> [WHAT IS BEING ASKED] Extract all lines in the data that contain the word "placeholder".

> [EXTRACTED RECORDS]
------------------------------------------------------------
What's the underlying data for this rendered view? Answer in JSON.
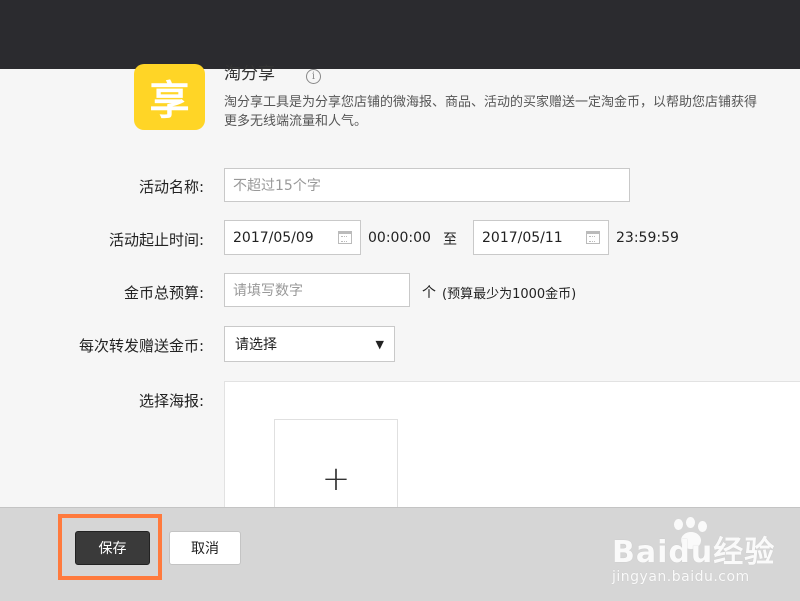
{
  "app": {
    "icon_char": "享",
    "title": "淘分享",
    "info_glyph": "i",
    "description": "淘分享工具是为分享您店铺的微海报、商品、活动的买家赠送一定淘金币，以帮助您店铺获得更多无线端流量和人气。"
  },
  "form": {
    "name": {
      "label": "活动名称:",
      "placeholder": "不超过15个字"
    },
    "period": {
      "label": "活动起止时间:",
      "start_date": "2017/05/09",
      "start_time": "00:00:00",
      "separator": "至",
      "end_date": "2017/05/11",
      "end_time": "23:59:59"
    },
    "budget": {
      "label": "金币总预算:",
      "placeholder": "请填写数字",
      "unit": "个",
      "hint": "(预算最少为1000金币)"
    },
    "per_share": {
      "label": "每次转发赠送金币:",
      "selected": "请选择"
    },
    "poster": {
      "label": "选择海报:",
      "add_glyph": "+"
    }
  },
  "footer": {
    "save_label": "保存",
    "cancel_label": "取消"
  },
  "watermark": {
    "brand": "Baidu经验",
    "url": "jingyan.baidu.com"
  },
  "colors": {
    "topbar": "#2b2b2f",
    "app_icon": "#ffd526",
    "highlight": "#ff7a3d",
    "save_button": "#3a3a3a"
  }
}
------------------------------------------------------------
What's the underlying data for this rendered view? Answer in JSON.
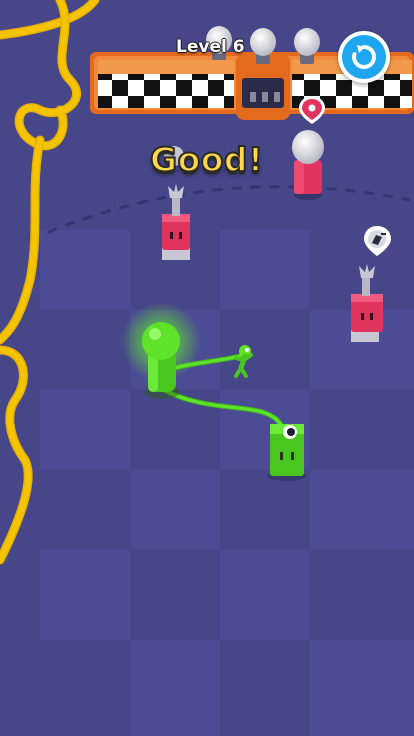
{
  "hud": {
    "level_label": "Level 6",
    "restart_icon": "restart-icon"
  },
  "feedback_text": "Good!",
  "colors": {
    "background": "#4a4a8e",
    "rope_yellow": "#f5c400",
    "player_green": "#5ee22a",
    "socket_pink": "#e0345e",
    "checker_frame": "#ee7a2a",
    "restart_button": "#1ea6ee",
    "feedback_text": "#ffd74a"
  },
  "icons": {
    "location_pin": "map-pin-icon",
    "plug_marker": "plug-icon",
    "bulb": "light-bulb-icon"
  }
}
------------------------------------------------------------
> [FINISHED TASK]
      "placeholder": "不超过15个字"
      "placeholder": "请填写数字",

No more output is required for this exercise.